To do
Pictures do not belong in the copy; quote every entry below exactly.

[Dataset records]
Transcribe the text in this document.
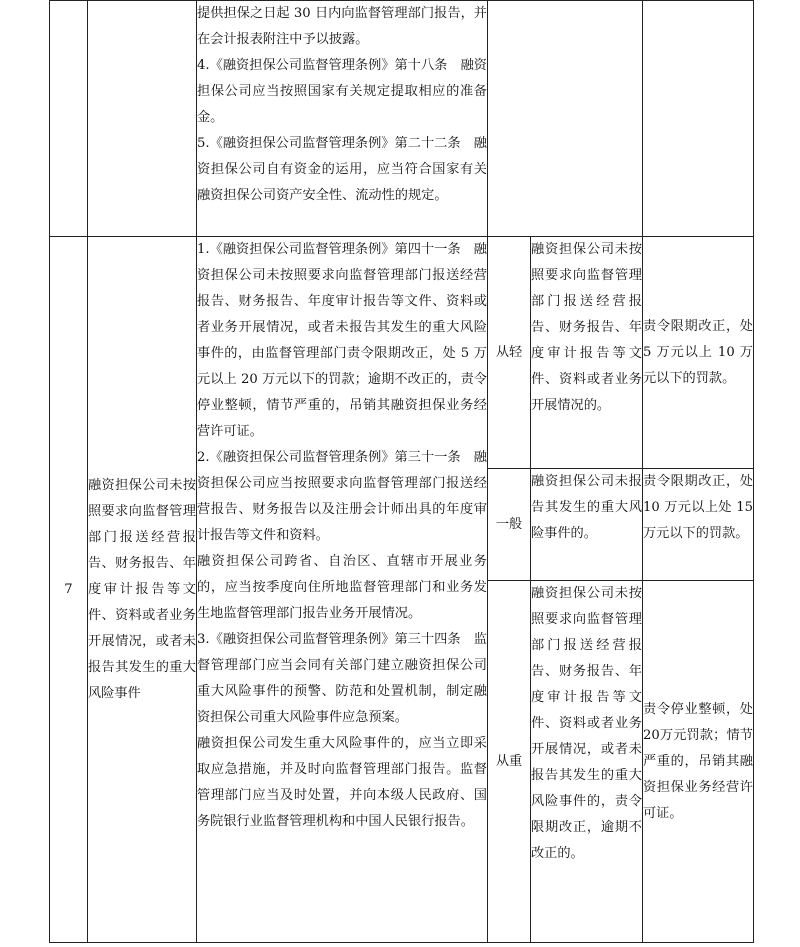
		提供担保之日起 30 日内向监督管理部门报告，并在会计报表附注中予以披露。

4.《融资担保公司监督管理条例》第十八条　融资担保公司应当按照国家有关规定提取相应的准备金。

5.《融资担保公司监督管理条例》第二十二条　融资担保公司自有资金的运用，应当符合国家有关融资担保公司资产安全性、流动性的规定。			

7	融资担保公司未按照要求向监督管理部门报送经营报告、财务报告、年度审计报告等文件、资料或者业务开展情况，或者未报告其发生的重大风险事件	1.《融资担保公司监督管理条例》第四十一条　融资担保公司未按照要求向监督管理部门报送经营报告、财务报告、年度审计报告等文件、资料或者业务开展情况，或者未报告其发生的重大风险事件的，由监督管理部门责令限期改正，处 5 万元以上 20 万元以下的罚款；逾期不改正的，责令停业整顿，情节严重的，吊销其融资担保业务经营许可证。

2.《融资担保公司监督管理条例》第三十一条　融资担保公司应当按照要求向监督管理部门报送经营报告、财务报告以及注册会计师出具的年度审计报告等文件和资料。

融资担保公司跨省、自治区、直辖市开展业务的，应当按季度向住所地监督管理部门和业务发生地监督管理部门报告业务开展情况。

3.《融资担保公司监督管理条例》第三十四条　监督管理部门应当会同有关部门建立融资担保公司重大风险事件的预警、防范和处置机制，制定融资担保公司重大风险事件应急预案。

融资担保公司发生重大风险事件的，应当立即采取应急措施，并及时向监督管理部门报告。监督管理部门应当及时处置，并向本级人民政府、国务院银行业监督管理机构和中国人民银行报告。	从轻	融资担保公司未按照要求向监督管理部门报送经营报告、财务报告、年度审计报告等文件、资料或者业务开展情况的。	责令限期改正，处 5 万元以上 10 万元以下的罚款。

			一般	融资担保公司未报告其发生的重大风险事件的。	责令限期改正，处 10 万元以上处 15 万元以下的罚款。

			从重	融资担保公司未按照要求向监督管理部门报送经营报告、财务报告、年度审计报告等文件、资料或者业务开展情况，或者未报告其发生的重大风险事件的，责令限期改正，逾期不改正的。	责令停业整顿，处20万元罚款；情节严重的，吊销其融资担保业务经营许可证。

Full output
Transcribe the text in this document.
		提供担保之日起 30 日内向监督管理部门报告，并在会计报表附注中予以披露。

4.《融资担保公司监督管理条例》第十八条　融资担保公司应当按照国家有关规定提取相应的准备金。

5.《融资担保公司监督管理条例》第二十二条　融资担保公司自有资金的运用，应当符合国家有关融资担保公司资产安全性、流动性的规定。			

7	融资担保公司未按照要求向监督管理部门报送经营报告、财务报告、年度审计报告等文件、资料或者业务开展情况，或者未报告其发生的重大风险事件	1.《融资担保公司监督管理条例》第四十一条　融资担保公司未按照要求向监督管理部门报送经营报告、财务报告、年度审计报告等文件、资料或者业务开展情况，或者未报告其发生的重大风险事件的，由监督管理部门责令限期改正，处 5 万元以上 20 万元以下的罚款；逾期不改正的，责令停业整顿，情节严重的，吊销其融资担保业务经营许可证。

2.《融资担保公司监督管理条例》第三十一条　融资担保公司应当按照要求向监督管理部门报送经营报告、财务报告以及注册会计师出具的年度审计报告等文件和资料。

融资担保公司跨省、自治区、直辖市开展业务的，应当按季度向住所地监督管理部门和业务发生地监督管理部门报告业务开展情况。

3.《融资担保公司监督管理条例》第三十四条　监督管理部门应当会同有关部门建立融资担保公司重大风险事件的预警、防范和处置机制，制定融资担保公司重大风险事件应急预案。

融资担保公司发生重大风险事件的，应当立即采取应急措施，并及时向监督管理部门报告。监督管理部门应当及时处置，并向本级人民政府、国务院银行业监督管理机构和中国人民银行报告。	从轻	融资担保公司未按照要求向监督管理部门报送经营报告、财务报告、年度审计报告等文件、资料或者业务开展情况的。	责令限期改正，处 5 万元以上 10 万元以下的罚款。

			一般	融资担保公司未报告其发生的重大风险事件的。	责令限期改正，处 10 万元以上处 15 万元以下的罚款。

			从重	融资担保公司未按照要求向监督管理部门报送经营报告、财务报告、年度审计报告等文件、资料或者业务开展情况，或者未报告其发生的重大风险事件的，责令限期改正，逾期不改正的。	责令停业整顿，处20万元罚款；情节严重的，吊销其融资担保业务经营许可证。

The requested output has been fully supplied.